#### [TEXT SEGMENT]

^^^^^^^^^^^^^^^^

11/10/07

Harry Shakespeare's House of Horror

What to wear? What to wear? With a November high temp in the eighties, my dress-up grown-up wardrobe is challenged for the Dallas Opera matinee tomorrow. And now Scott Cantrell's review of "Macbeth" in today's Dallas Morning News suggests that attire for a hayrack ride and haunted house might be more appropriate.

Heard the DO's technical director, Drew Field, speak last Saturday about the upcoming production of "Salome". At the end of his talk he announced he was heading off to mix up thirty-five gallons'o'blood for "Macbeth". On the tour of the costume shop we spotted the box marked "Lohengrin Cone-heads", which brought to mind one of the low points of last season. Thank heaven each season is filled with so many highs! Each design effort gives me great fuel to ponder, and fabulous memories. It's fun to play the How Would I Have Done It Differently game.

^^^^^^^^^^^^^^^^

Bounding box entries:
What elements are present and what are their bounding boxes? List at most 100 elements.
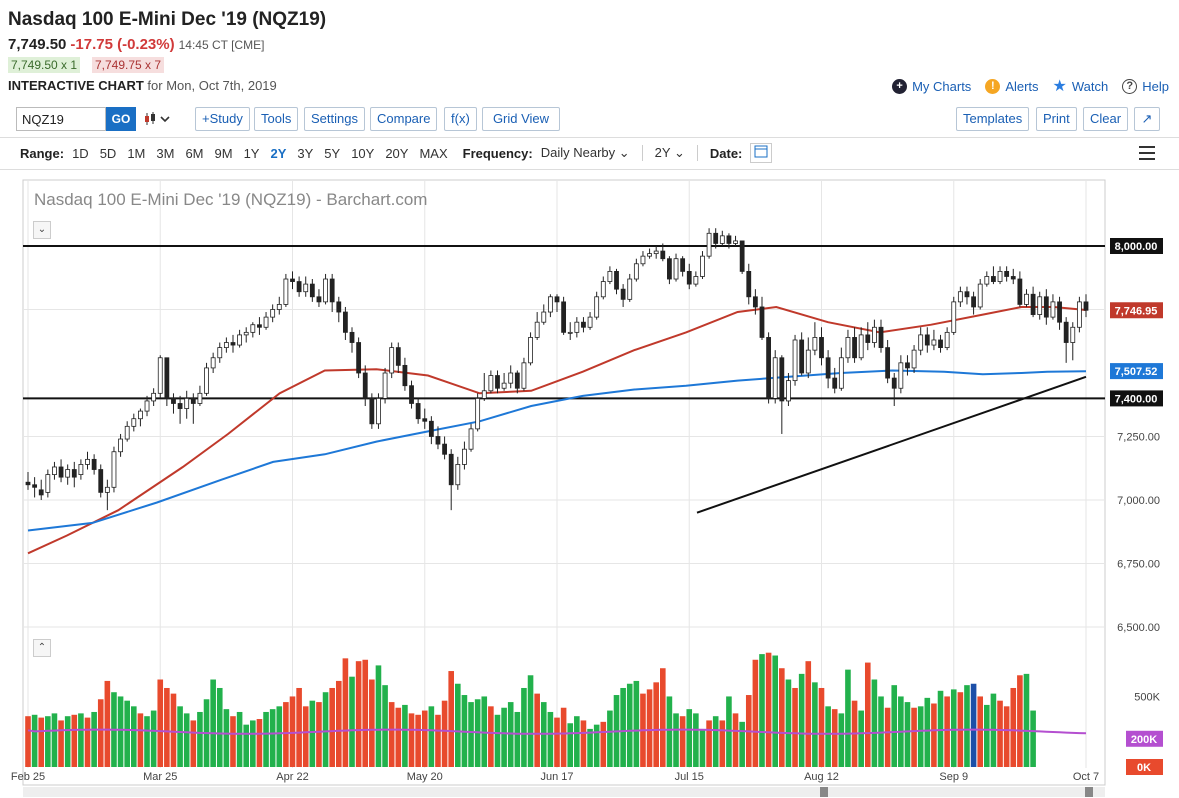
- volume-bar: [177, 706, 183, 767]
- x-tick-label: Aug 12: [804, 771, 839, 783]
- candle-body: [640, 255, 646, 265]
- range-option-10y[interactable]: 10Y: [351, 145, 375, 161]
- range-option-5y[interactable]: 5Y: [324, 145, 341, 161]
- candle-body: [435, 436, 441, 445]
- volume-bar: [236, 711, 243, 767]
- volume-bar: [289, 696, 296, 767]
- tools-button[interactable]: Tools: [254, 107, 299, 131]
- volume-bar: [931, 703, 937, 767]
- volume-bar: [183, 713, 190, 767]
- y-tick-label: 6,500.00: [1117, 622, 1160, 634]
- range-option-2y[interactable]: 2Y: [270, 145, 287, 161]
- range-option-3y[interactable]: 3Y: [297, 145, 314, 161]
- range-option-9m[interactable]: 9M: [214, 145, 233, 161]
- collapse-price-button[interactable]: ⌄: [33, 221, 51, 239]
- volume-bar: [1030, 710, 1036, 767]
- candle-body: [389, 347, 395, 374]
- expand-button[interactable]: ↗: [1134, 107, 1160, 131]
- symbol-input[interactable]: [16, 107, 106, 131]
- go-button[interactable]: GO: [106, 107, 136, 131]
- period-dropdown[interactable]: 2Y ⌄: [655, 145, 685, 161]
- candle-body: [428, 420, 434, 437]
- volume-bar: [1010, 687, 1017, 767]
- date-picker-button[interactable]: [750, 143, 773, 163]
- fx-button[interactable]: f(x): [444, 107, 477, 131]
- volume-bar: [984, 704, 990, 767]
- range-option-1m[interactable]: 1M: [127, 145, 146, 161]
- scroll-handle-left: [820, 787, 828, 797]
- candle-body: [627, 278, 633, 300]
- scroll-track: [23, 787, 1105, 797]
- compare-button[interactable]: Compare: [370, 107, 438, 131]
- clear-button[interactable]: Clear: [1083, 107, 1129, 131]
- volume-bar: [673, 713, 679, 767]
- volume-bar: [785, 679, 792, 767]
- chart-area[interactable]: Feb 25 Mar 25 Apr 22 May 20 Jun 17 Jul 15 Aug …: [11, 179, 1163, 797]
- candle-body: [647, 253, 652, 257]
- volume-bar: [97, 699, 104, 767]
- candle-body: [581, 321, 586, 328]
- range-option-20y[interactable]: 20Y: [385, 145, 409, 161]
- candle-body: [633, 263, 639, 280]
- volume-bar: [580, 720, 587, 767]
- range-option-1y[interactable]: 1Y: [243, 145, 260, 161]
- x-tick-label: Jun 17: [540, 771, 573, 783]
- candle-body: [1017, 278, 1023, 305]
- candle-body: [131, 418, 137, 427]
- candle-body: [713, 232, 719, 244]
- volume-bar: [349, 676, 355, 767]
- candle-body: [38, 489, 44, 496]
- candle-body: [891, 377, 897, 389]
- volume-bar: [547, 711, 554, 767]
- volume-bar: [554, 717, 560, 767]
- candle-body: [779, 357, 785, 402]
- candle-body: [290, 278, 295, 282]
- range-option-1d[interactable]: 1D: [72, 145, 89, 161]
- moving-average-line: [27, 369, 1087, 532]
- candle-body: [1050, 301, 1056, 318]
- candle-body: [574, 321, 580, 333]
- volume-bar: [190, 720, 197, 767]
- candle-body: [845, 337, 851, 359]
- volume-bar: [296, 687, 302, 767]
- help-link[interactable]: ? Help: [1122, 78, 1169, 94]
- frequency-dropdown[interactable]: Daily Nearby ⌄: [541, 145, 630, 161]
- candle-body: [369, 397, 375, 425]
- volume-bar: [488, 706, 494, 767]
- volume-moving-average: [27, 728, 1087, 735]
- menu-icon[interactable]: [1139, 146, 1155, 164]
- range-option-3m[interactable]: 3M: [156, 145, 175, 161]
- candle-body: [653, 250, 659, 255]
- chart-type-selector[interactable]: [144, 111, 170, 130]
- my-charts-link[interactable]: + My Charts: [892, 78, 971, 94]
- range-option-6m[interactable]: 6M: [185, 145, 204, 161]
- grid-view-button[interactable]: Grid View: [482, 107, 560, 131]
- candle-body: [462, 448, 467, 465]
- volume-bar: [441, 700, 448, 767]
- volume-bar: [779, 668, 785, 767]
- settings-button[interactable]: Settings: [304, 107, 365, 131]
- templates-button[interactable]: Templates: [956, 107, 1030, 131]
- watch-link[interactable]: ★ Watch: [1053, 76, 1109, 96]
- candle-body: [938, 339, 943, 349]
- print-button[interactable]: Print: [1036, 107, 1077, 131]
- candle-body: [104, 486, 110, 493]
- candle-body: [71, 469, 77, 478]
- volume-bar: [739, 721, 745, 767]
- alerts-link[interactable]: ! Alerts: [985, 78, 1039, 94]
- range-divider: [696, 145, 698, 161]
- candle-body: [204, 367, 209, 394]
- candle-body: [91, 458, 97, 470]
- alert-icon: !: [985, 78, 1001, 94]
- volume-bar: [250, 720, 256, 767]
- range-option-max[interactable]: MAX: [419, 145, 448, 161]
- collapse-volume-button[interactable]: ⌃: [33, 639, 51, 657]
- candle-body: [964, 291, 970, 298]
- volume-bar: [38, 717, 45, 767]
- range-option-5d[interactable]: 5D: [99, 145, 117, 161]
- volume-bar: [25, 716, 31, 767]
- candle-body: [739, 240, 745, 272]
- volume-bar: [415, 714, 421, 767]
- candle-body: [237, 334, 243, 346]
- study-button[interactable]: +Study: [195, 107, 250, 131]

^^^^^^^^^^^^^^^^

#### [YOUR OBJECTIVE]
Return the stretch of the opera blog post from "Heard the DO's" through "It Differently game.", copied word for word.

#### [ANSWER]
Heard the DO's technical director, Drew Field, speak last Saturday about the upcoming production of "Salome". At the end of his talk he announced he was heading off to mix up thirty-five gallons'o'blood for "Macbeth". On the tour of the costume shop we spotted the box marked "Lohengrin Cone-heads", which brought to mind one of the low points of last season. Thank heaven each season is filled with so many highs! Each design effort gives me great fuel to ponder, and fabulous memories. It's fun to play the How Would I Have Done It Differently game.